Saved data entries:

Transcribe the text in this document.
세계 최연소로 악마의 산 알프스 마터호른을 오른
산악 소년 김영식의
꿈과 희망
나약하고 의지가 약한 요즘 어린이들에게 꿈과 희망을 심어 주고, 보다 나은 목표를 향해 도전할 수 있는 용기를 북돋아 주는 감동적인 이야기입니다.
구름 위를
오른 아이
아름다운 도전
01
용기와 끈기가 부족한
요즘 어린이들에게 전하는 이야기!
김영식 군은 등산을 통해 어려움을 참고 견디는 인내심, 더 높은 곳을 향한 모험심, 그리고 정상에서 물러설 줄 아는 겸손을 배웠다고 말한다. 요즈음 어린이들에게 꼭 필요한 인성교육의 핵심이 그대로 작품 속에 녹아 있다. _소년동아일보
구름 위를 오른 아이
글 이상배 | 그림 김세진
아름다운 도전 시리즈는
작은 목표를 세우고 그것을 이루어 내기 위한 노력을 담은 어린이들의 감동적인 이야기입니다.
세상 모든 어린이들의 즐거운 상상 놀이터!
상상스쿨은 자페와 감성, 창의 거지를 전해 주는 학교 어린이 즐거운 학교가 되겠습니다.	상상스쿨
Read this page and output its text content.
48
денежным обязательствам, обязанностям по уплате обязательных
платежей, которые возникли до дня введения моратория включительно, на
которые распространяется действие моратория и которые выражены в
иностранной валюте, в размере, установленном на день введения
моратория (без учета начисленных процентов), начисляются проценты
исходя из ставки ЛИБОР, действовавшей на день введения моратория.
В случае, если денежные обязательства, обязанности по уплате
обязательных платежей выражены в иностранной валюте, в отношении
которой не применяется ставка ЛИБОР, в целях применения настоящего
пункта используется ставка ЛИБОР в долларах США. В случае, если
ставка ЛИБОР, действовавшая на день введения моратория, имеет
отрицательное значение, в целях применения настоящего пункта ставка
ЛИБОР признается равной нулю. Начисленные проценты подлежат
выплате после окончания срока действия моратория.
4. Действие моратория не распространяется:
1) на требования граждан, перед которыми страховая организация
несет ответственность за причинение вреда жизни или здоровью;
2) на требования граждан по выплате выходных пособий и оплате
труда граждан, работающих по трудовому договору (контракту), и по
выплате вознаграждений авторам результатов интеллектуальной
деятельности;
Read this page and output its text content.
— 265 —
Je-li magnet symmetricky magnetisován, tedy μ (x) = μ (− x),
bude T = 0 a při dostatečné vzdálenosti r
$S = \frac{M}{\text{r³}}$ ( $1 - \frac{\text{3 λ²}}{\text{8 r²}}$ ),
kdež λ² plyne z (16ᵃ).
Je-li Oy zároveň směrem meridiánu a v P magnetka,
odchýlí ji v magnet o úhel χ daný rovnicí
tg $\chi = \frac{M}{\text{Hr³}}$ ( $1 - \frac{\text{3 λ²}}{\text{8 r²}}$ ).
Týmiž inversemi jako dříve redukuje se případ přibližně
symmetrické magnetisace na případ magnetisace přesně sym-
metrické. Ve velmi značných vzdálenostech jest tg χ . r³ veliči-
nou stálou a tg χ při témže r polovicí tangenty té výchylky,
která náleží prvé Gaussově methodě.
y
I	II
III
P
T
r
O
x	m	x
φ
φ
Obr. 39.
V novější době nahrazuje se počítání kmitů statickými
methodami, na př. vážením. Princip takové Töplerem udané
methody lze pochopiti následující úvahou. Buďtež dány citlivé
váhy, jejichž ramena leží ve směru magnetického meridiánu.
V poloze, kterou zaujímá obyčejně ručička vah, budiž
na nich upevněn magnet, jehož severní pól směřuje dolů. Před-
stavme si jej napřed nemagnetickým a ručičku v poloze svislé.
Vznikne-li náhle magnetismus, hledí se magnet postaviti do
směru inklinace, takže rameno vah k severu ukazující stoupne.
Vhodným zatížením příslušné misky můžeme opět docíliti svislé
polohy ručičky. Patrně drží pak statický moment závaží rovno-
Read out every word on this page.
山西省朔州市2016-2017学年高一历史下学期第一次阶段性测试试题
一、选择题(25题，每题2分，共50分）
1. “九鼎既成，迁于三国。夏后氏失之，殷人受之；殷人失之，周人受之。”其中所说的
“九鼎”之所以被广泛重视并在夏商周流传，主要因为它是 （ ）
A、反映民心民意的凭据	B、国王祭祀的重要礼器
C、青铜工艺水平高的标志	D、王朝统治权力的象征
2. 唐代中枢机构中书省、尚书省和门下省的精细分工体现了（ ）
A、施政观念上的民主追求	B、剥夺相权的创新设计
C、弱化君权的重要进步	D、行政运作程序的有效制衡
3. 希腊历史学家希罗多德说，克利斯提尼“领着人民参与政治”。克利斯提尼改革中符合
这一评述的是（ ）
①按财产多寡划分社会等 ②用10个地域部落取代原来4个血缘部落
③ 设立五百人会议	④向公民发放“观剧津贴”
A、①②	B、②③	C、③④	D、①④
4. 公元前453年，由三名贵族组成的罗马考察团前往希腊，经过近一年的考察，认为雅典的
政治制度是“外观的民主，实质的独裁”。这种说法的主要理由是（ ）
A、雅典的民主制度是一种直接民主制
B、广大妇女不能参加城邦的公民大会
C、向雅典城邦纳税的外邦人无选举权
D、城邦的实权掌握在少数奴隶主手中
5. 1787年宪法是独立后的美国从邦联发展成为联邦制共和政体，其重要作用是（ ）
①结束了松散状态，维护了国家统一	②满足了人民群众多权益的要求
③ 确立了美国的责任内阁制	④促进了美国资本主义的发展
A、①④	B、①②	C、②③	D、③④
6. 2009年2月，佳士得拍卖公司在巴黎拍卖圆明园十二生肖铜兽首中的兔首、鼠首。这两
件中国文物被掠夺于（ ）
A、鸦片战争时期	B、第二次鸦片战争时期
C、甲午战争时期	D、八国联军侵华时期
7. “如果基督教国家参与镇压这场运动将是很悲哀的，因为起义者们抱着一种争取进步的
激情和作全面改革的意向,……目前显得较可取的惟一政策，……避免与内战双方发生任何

Stated task:
Lines that include the word "выражены" are to be extracted from the data above.

Full answer:
которые распространяется действие моратория и которые выражены в
обязательных платежей выражены в иностранной валюте, в отношении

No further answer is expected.